'''
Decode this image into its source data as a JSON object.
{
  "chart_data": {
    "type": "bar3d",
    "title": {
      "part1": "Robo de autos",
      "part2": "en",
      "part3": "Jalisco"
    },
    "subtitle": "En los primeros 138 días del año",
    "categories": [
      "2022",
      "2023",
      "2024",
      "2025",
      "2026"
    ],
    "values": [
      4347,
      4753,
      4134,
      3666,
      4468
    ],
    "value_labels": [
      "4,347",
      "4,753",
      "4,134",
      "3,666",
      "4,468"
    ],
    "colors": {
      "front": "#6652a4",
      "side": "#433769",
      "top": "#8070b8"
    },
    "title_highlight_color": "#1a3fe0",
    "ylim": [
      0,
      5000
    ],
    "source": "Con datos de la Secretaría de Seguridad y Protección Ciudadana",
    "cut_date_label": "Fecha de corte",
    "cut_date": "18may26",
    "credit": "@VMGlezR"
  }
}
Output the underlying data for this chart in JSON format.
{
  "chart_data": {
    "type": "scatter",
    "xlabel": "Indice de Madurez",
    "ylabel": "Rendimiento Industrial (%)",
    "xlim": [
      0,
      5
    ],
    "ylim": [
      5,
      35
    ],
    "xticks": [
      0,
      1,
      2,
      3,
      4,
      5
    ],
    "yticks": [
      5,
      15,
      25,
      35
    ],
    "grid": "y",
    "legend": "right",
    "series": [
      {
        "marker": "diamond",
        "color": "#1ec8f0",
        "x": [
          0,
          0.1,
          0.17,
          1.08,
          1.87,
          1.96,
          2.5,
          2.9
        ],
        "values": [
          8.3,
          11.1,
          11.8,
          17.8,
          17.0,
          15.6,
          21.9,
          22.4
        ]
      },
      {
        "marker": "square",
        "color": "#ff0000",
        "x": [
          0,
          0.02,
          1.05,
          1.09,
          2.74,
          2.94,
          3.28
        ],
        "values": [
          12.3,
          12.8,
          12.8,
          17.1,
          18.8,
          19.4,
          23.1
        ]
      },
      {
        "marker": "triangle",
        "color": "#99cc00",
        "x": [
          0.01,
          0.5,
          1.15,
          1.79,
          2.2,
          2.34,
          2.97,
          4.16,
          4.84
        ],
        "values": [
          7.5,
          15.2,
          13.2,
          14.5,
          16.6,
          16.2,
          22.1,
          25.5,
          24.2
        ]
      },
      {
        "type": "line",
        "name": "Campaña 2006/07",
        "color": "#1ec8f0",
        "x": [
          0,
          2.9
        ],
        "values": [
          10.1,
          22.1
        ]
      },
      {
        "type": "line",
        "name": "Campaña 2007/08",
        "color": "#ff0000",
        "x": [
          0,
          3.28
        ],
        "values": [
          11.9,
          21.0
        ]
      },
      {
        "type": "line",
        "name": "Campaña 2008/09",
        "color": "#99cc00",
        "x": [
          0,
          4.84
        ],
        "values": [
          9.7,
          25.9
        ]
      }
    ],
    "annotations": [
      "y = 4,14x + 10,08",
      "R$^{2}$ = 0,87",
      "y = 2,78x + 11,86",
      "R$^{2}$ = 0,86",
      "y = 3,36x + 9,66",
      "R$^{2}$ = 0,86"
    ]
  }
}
'''
Task instructions: Set down the listing in full, keeping every word exactly as it is.

Correct answer:
Decode this image into its source data as a JSON object.
{
  "chart_data": {
    "type": "bar3d",
    "title": {
      "part1": "Robo de autos",
      "part2": "en",
      "part3": "Jalisco"
    },
    "subtitle": "En los primeros 138 días del año",
    "categories": [
      "2022",
      "2023",
      "2024",
      "2025",
      "2026"
    ],
    "values": [
      4347,
      4753,
      4134,
      3666,
      4468
    ],
    "value_labels": [
      "4,347",
      "4,753",
      "4,134",
      "3,666",
      "4,468"
    ],
    "colors": {
      "front": "#6652a4",
      "side": "#433769",
      "top": "#8070b8"
    },
    "title_highlight_color": "#1a3fe0",
    "ylim": [
      0,
      5000
    ],
    "source": "Con datos de la Secretaría de Seguridad y Protección Ciudadana",
    "cut_date_label": "Fecha de corte",
    "cut_date": "18may26",
    "credit": "@VMGlezR"
  }
}
Output the underlying data for this chart in JSON format.
{
  "chart_data": {
    "type": "scatter",
    "xlabel": "Indice de Madurez",
    "ylabel": "Rendimiento Industrial (%)",
    "xlim": [
      0,
      5
    ],
    "ylim": [
      5,
      35
    ],
    "xticks": [
      0,
      1,
      2,
      3,
      4,
      5
    ],
    "yticks": [
      5,
      15,
      25,
      35
    ],
    "grid": "y",
    "legend": "right",
    "series": [
      {
        "marker": "diamond",
        "color": "#1ec8f0",
        "x": [
          0,
          0.1,
          0.17,
          1.08,
          1.87,
          1.96,
          2.5,
          2.9
        ],
        "values": [
          8.3,
          11.1,
          11.8,
          17.8,
          17.0,
          15.6,
          21.9,
          22.4
        ]
      },
      {
        "marker": "square",
        "color": "#ff0000",
        "x": [
          0,
          0.02,
          1.05,
          1.09,
          2.74,
          2.94,
          3.28
        ],
        "values": [
          12.3,
          12.8,
          12.8,
          17.1,
          18.8,
          19.4,
          23.1
        ]
      },
      {
        "marker": "triangle",
        "color": "#99cc00",
        "x": [
          0.01,
          0.5,
          1.15,
          1.79,
          2.2,
          2.34,
          2.97,
          4.16,
          4.84
        ],
        "values": [
          7.5,
          15.2,
          13.2,
          14.5,
          16.6,
          16.2,
          22.1,
          25.5,
          24.2
        ]
      },
      {
        "type": "line",
        "name": "Campaña 2006/07",
        "color": "#1ec8f0",
        "x": [
          0,
          2.9
        ],
        "values": [
          10.1,
          22.1
        ]
      },
      {
        "type": "line",
        "name": "Campaña 2007/08",
        "color": "#ff0000",
        "x": [
          0,
          3.28
        ],
        "values": [
          11.9,
          21.0
        ]
      },
      {
        "type": "line",
        "name": "Campaña 2008/09",
        "color": "#99cc00",
        "x": [
          0,
          4.84
        ],
        "values": [
          9.7,
          25.9
        ]
      }
    ],
    "annotations": [
      "y = 4,14x + 10,08",
      "R$^{2}$ = 0,87",
      "y = 2,78x + 11,86",
      "R$^{2}$ = 0,86",
      "y = 3,36x + 9,66",
      "R$^{2}$ = 0,86"
    ]
  }
}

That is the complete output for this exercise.